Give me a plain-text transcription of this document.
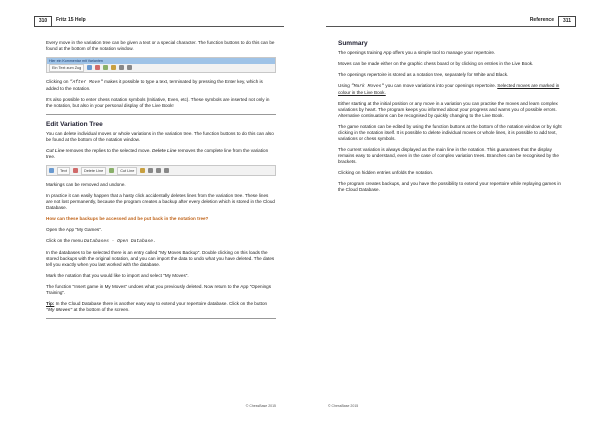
310	Fritz 15 Help

Every move in the variation tree can be given a text or a special character. The function buttons to do this can be found at the bottom of the notation window.

Hier ein Kommentar mit Varianten
Ein Text zum Zug

Clicking on "After Move" makes it possible to type a text, terminated by pressing the Enter key, which is added to the notation.

It's also possible to enter chess notation symbols (Initiative, Even, etc). These symbols are inserted not only in the notation, but also in your personal display of the Live Book!

Edit Variation Tree

You can delete individual moves or whole variations in the variation tree. The function buttons to do this can also be found at the bottom of the notation window.

Cut Line removes the replies to the selected move. Delete Line removes the complete line from the variation tree.

Text	Delete Line	Cut Line

Markings can be removed and undone.

In practice it can easily happen that a hasty click accidentally deletes lines from the variation tree. These lines are not lost permanently, because the program creates a backup after every deletion which is stored in the Cloud Database.

How can these backups be accessed and be put back in the notation tree?

Open the App "My Games".

Click on the menu Databases - Open Database.

In the databases to be selected there is an entry called "My Moves Backup". Double clicking on this loads the stored backups with the original notation, and you can import the data to undo what you have deleted. The dates tell you exactly when you last worked with the database.

Mark the notation that you would like to import and select "My Moves".

The function "Insert game in My Moves" undoes what you previously deleted. Now return to the App "Openings Training".

Tip: In the Cloud Database there is another easy way to extend your repertoire database. Click on the button "My Moves" at the bottom of the screen.

© ChessBase 2015
Reference	311
Summary

The openings training App offers you a simple tool to manage your repertoire.

Moves can be made either on the graphic chess board or by clicking on entries in the Live Book.

The openings repertoire is stored as a notation tree, separately for White and Black.

Using "Mark Moves" you can move variations into your openings repertoire. Selected moves are marked in colour in the Live Book.

Either starting at the initial position or any move in a variation you can practise the moves and learn complex variations by heart. The program keeps you informed about your progress and warns you of possible errors. Alternative continuations can be recognised by quickly changing to the Live Book.

The game notation can be edited by using the function buttons at the bottom of the notation window or by right clicking in the notation itself. It is possible to delete individual moves or whole lines, it is possible to add text, variations or chess symbols.

The current variation is always displayed as the main line in the notation. This guarantees that the display remains easy to understand, even in the case of complex variation trees. Branches can be recognised by the brackets.

Clicking on hidden entries unfolds the notation.

The program creates backups, and you have the possibility to extend your repertoire while replaying games in the Cloud Database.

© ChessBase 2015
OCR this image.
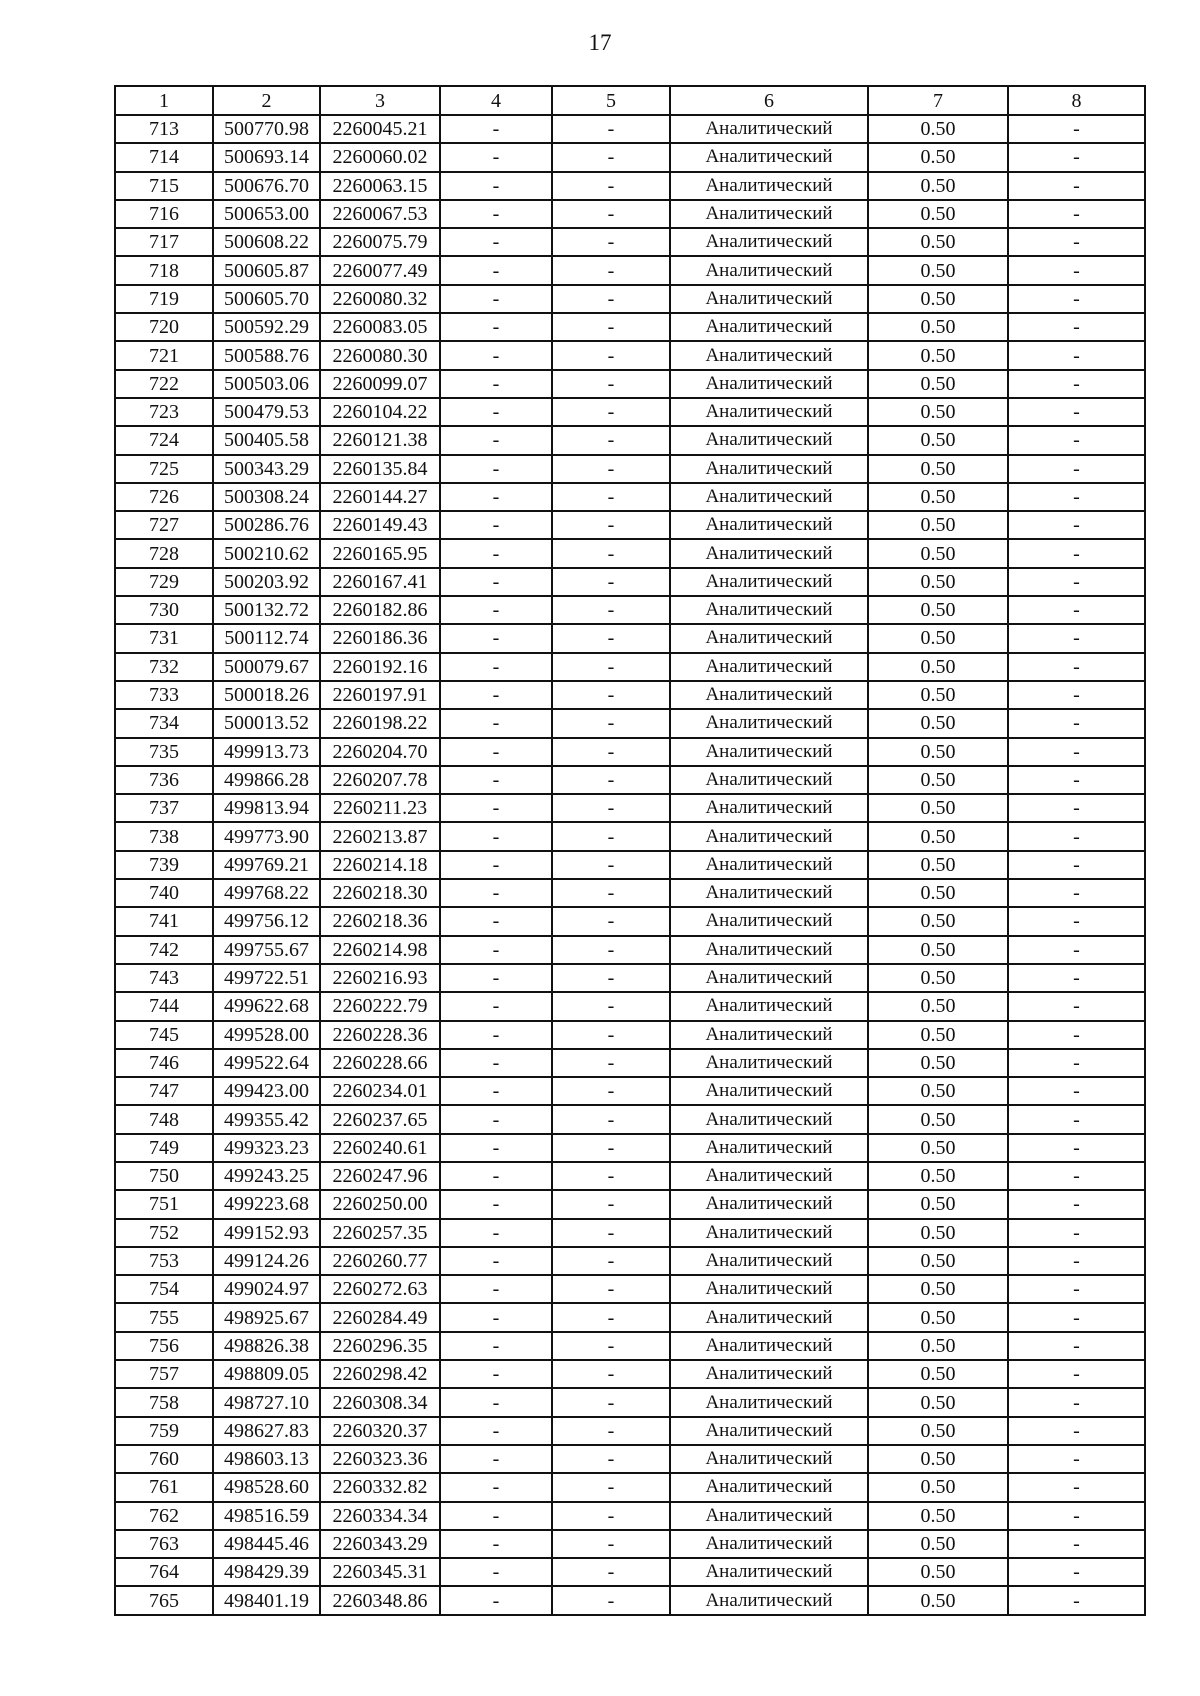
17
1	2	3	4	5	6	7	8
713	500770.98	2260045.21	-	-	Аналитический	0.50	-
714	500693.14	2260060.02	-	-	Аналитический	0.50	-
715	500676.70	2260063.15	-	-	Аналитический	0.50	-
716	500653.00	2260067.53	-	-	Аналитический	0.50	-
717	500608.22	2260075.79	-	-	Аналитический	0.50	-
718	500605.87	2260077.49	-	-	Аналитический	0.50	-
719	500605.70	2260080.32	-	-	Аналитический	0.50	-
720	500592.29	2260083.05	-	-	Аналитический	0.50	-
721	500588.76	2260080.30	-	-	Аналитический	0.50	-
722	500503.06	2260099.07	-	-	Аналитический	0.50	-
723	500479.53	2260104.22	-	-	Аналитический	0.50	-
724	500405.58	2260121.38	-	-	Аналитический	0.50	-
725	500343.29	2260135.84	-	-	Аналитический	0.50	-
726	500308.24	2260144.27	-	-	Аналитический	0.50	-
727	500286.76	2260149.43	-	-	Аналитический	0.50	-
728	500210.62	2260165.95	-	-	Аналитический	0.50	-
729	500203.92	2260167.41	-	-	Аналитический	0.50	-
730	500132.72	2260182.86	-	-	Аналитический	0.50	-
731	500112.74	2260186.36	-	-	Аналитический	0.50	-
732	500079.67	2260192.16	-	-	Аналитический	0.50	-
733	500018.26	2260197.91	-	-	Аналитический	0.50	-
734	500013.52	2260198.22	-	-	Аналитический	0.50	-
735	499913.73	2260204.70	-	-	Аналитический	0.50	-
736	499866.28	2260207.78	-	-	Аналитический	0.50	-
737	499813.94	2260211.23	-	-	Аналитический	0.50	-
738	499773.90	2260213.87	-	-	Аналитический	0.50	-
739	499769.21	2260214.18	-	-	Аналитический	0.50	-
740	499768.22	2260218.30	-	-	Аналитический	0.50	-
741	499756.12	2260218.36	-	-	Аналитический	0.50	-
742	499755.67	2260214.98	-	-	Аналитический	0.50	-
743	499722.51	2260216.93	-	-	Аналитический	0.50	-
744	499622.68	2260222.79	-	-	Аналитический	0.50	-
745	499528.00	2260228.36	-	-	Аналитический	0.50	-
746	499522.64	2260228.66	-	-	Аналитический	0.50	-
747	499423.00	2260234.01	-	-	Аналитический	0.50	-
748	499355.42	2260237.65	-	-	Аналитический	0.50	-
749	499323.23	2260240.61	-	-	Аналитический	0.50	-
750	499243.25	2260247.96	-	-	Аналитический	0.50	-
751	499223.68	2260250.00	-	-	Аналитический	0.50	-
752	499152.93	2260257.35	-	-	Аналитический	0.50	-
753	499124.26	2260260.77	-	-	Аналитический	0.50	-
754	499024.97	2260272.63	-	-	Аналитический	0.50	-
755	498925.67	2260284.49	-	-	Аналитический	0.50	-
756	498826.38	2260296.35	-	-	Аналитический	0.50	-
757	498809.05	2260298.42	-	-	Аналитический	0.50	-
758	498727.10	2260308.34	-	-	Аналитический	0.50	-
759	498627.83	2260320.37	-	-	Аналитический	0.50	-
760	498603.13	2260323.36	-	-	Аналитический	0.50	-
761	498528.60	2260332.82	-	-	Аналитический	0.50	-
762	498516.59	2260334.34	-	-	Аналитический	0.50	-
763	498445.46	2260343.29	-	-	Аналитический	0.50	-
764	498429.39	2260345.31	-	-	Аналитический	0.50	-
765	498401.19	2260348.86	-	-	Аналитический	0.50	-
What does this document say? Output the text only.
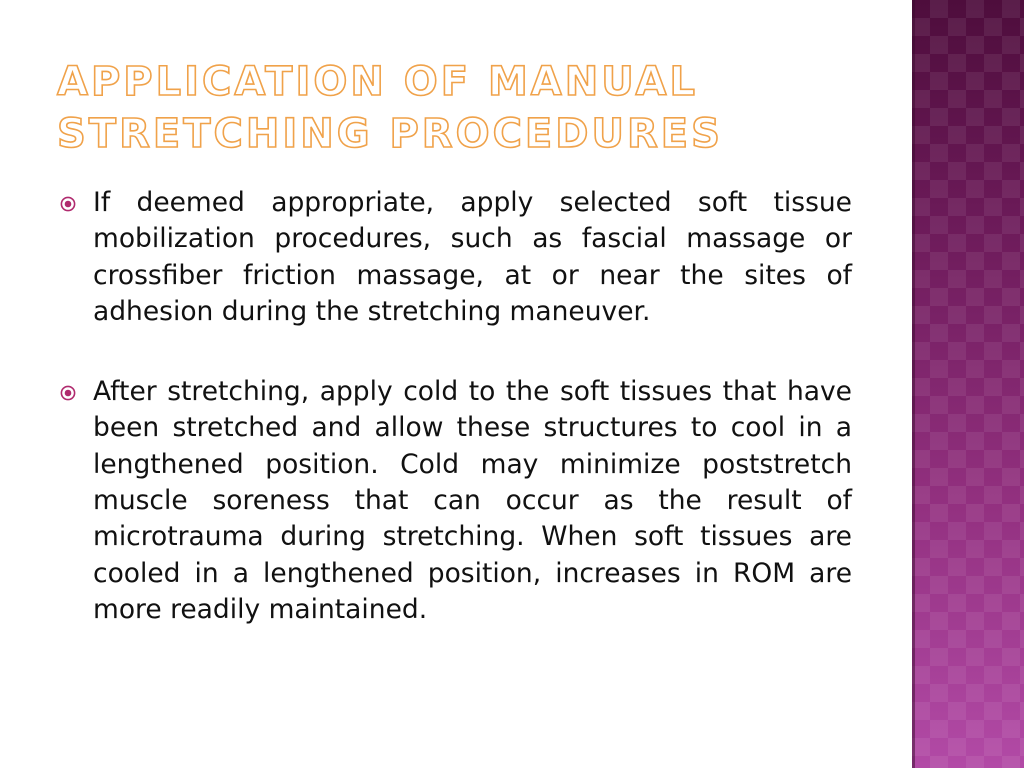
APPLICATION OF MANUAL
STRETCHING PROCEDURES
If deemed appropriate, apply selected soft tissue mobilization procedures, such as fascial massage or crossfiber friction massage, at or near the sites of adhesion during the stretching maneuver.
After stretching, apply cold to the soft tissues that have been stretched and allow these structures to cool in a lengthened position. Cold may minimize poststretch muscle soreness that can occur as the result of microtrauma during stretching. When soft tissues are cooled in a lengthened position, increases in ROM are more readily maintained.
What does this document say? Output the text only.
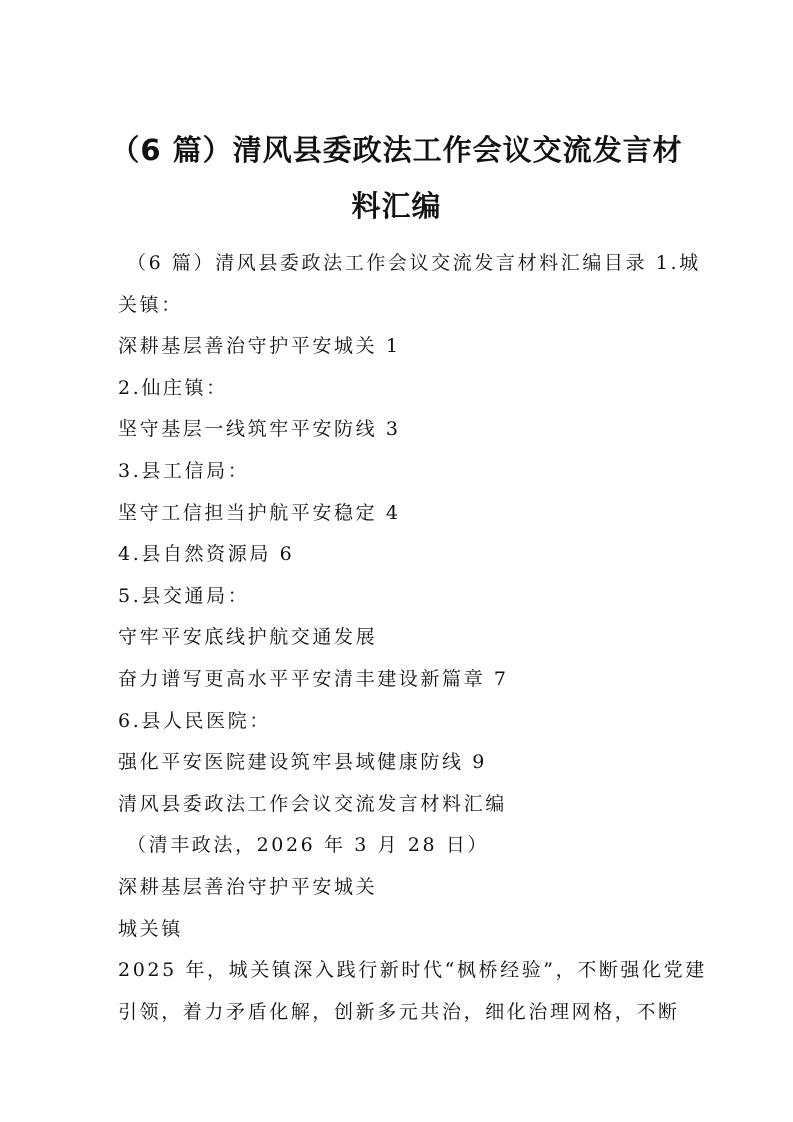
（6 篇）清风县委政法工作会议交流发言材
料汇编
（6 篇）清风县委政法工作会议交流发言材料汇编目录 1.城
关镇：
深耕基层善治守护平安城关 1
2.仙庄镇：
坚守基层一线筑牢平安防线 3
3.县工信局：
坚守工信担当护航平安稳定 4
4.县自然资源局 6
5.县交通局：
守牢平安底线护航交通发展
奋力谱写更高水平平安清丰建设新篇章 7
6.县人民医院：
强化平安医院建设筑牢县域健康防线 9
清风县委政法工作会议交流发言材料汇编
（清丰政法，2026 年 3 月 28 日）
深耕基层善治守护平安城关
城关镇
2025 年，城关镇深入践行新时代“枫桥经验”，不断强化党建
引领，着力矛盾化解，创新多元共治，细化治理网格，不断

* **Prompt**:
Pull out every line of the records above that contains the word "function".

* **Output below**:
Every move in the variation tree can be given a text or a special character. The function buttons to do this can be found at the bottom of the notation window.
You can delete individual moves or whole variations in the variation tree. The function buttons to do this can also be found at the bottom of the notation window.
The function "Insert game in My Moves" undoes what you previously deleted. Now return to the App "Openings Training".
The game notation can be edited by using the function buttons at the bottom of the notation window or by right clicking in the notation itself. It is possible to delete individual moves or whole lines, it is possible to add text, variations or chess symbols.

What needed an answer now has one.